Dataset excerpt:
━━━━━━━━━━━━━━━━━━━━━━━━━━━━━━
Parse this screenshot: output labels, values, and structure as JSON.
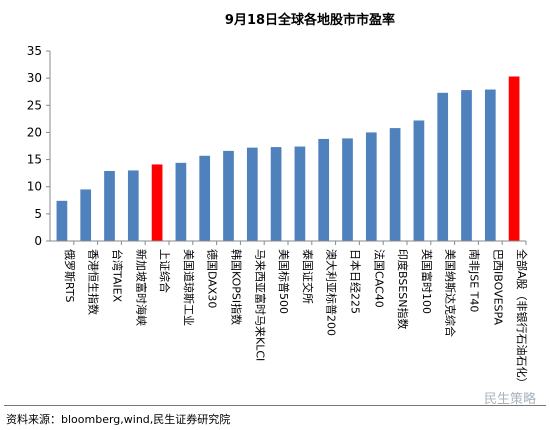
{
  "chart_data": {
    "type": "bar",
    "title": "9月18日全球各地股市市盈率",
    "categories": [
      "俄罗斯RTS",
      "香港恒生指数",
      "台湾TAIEX",
      "新加坡富时海峡",
      "上证综合",
      "美国道琼斯工业",
      "德国DAX30",
      "韩国KOPSI指数",
      "马来西亚富时马来KLCI",
      "美国标普500",
      "泰国证交所",
      "澳大利亚标普200",
      "日本日经225",
      "法国CAC40",
      "印度BSESN指数",
      "英国富时100",
      "美国纳斯达克综合",
      "南非JSE T40",
      "巴西IBOVESPA",
      "全部A股（非银行石油石化）"
    ],
    "values": [
      7.4,
      9.5,
      12.9,
      13.0,
      14.1,
      14.4,
      15.7,
      16.6,
      17.2,
      17.3,
      17.4,
      18.8,
      18.9,
      20.0,
      20.8,
      22.2,
      27.3,
      27.8,
      27.9,
      30.3
    ],
    "highlight": [
      4,
      19
    ],
    "ylim": [
      0,
      35
    ],
    "yticks": [
      0,
      5,
      10,
      15,
      20,
      25,
      30,
      35
    ],
    "grid": false,
    "legend": "none",
    "colors": {
      "bar": "#4f81bd",
      "highlight": "#ff0000",
      "axis": "#888888"
    }
  },
  "footer": {
    "source": "资料来源：bloomberg,wind,民生证券研究院",
    "watermark": "民生策略"
  }
}
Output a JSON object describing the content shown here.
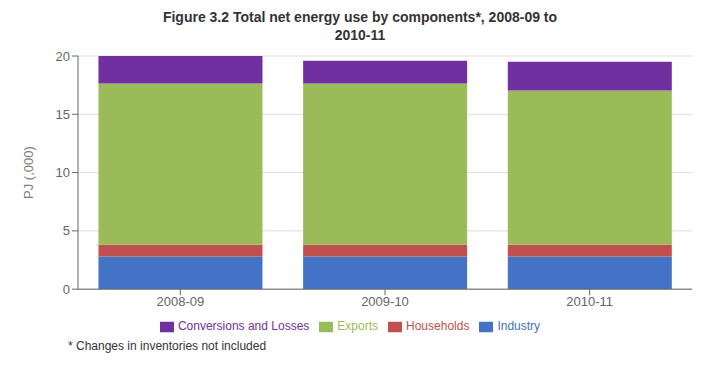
{
  "chart_data": {
    "type": "bar",
    "title": "Figure 3.2 Total net energy use by components*, 2008-09 to\n2010-11",
    "ylabel": "PJ (,000)",
    "footnote": "* Changes in inventories not included",
    "categories": [
      "2008-09",
      "2009-10",
      "2010-11"
    ],
    "series": [
      {
        "name": "Industry",
        "color": "#4472C4",
        "values": [
          2.8,
          2.8,
          2.8
        ]
      },
      {
        "name": "Households",
        "color": "#C0504D",
        "values": [
          1.0,
          1.0,
          1.0
        ]
      },
      {
        "name": "Exports",
        "color": "#9BBB59",
        "values": [
          13.85,
          13.85,
          13.25
        ]
      },
      {
        "name": "Conversions and Losses",
        "color": "#7030A0",
        "values": [
          2.35,
          1.95,
          2.45
        ]
      }
    ],
    "stacked": true,
    "ylim": [
      0,
      20
    ],
    "yticks": [
      0,
      5,
      10,
      15,
      20
    ],
    "grid": true,
    "legend": "bottom"
  }
}
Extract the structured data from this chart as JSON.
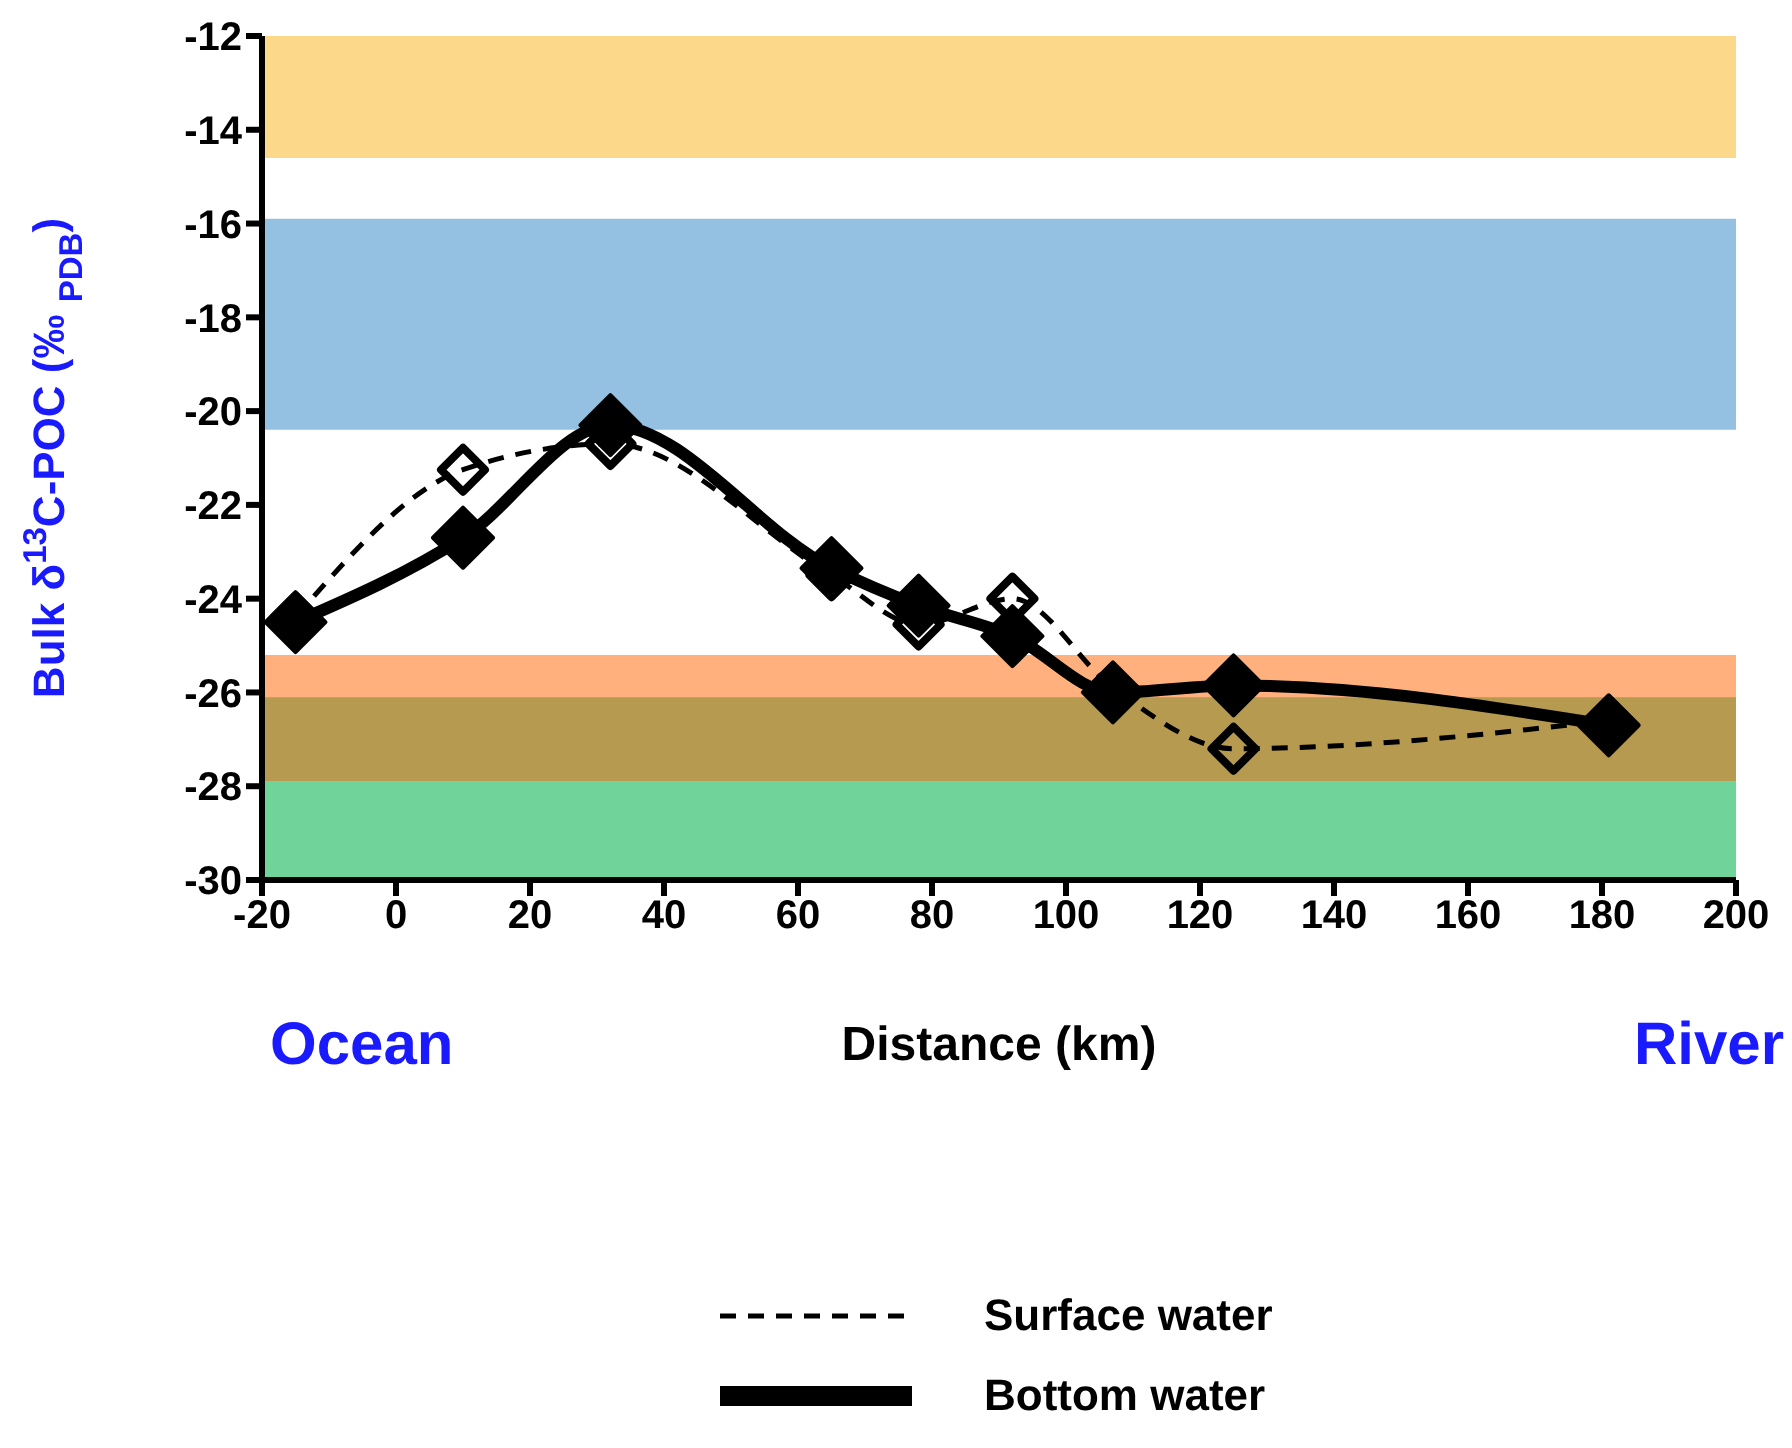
━━━━━━━━━━━━━━━━━━━━━━━━━━━━━━
Find the string "JSON" in the entries above and return each line that holds it.

Parse this screenshot: output labels, values, and structure as JSON.
Output a JSON object describing the content shown here.
Extract the structured data from this chart as JSON.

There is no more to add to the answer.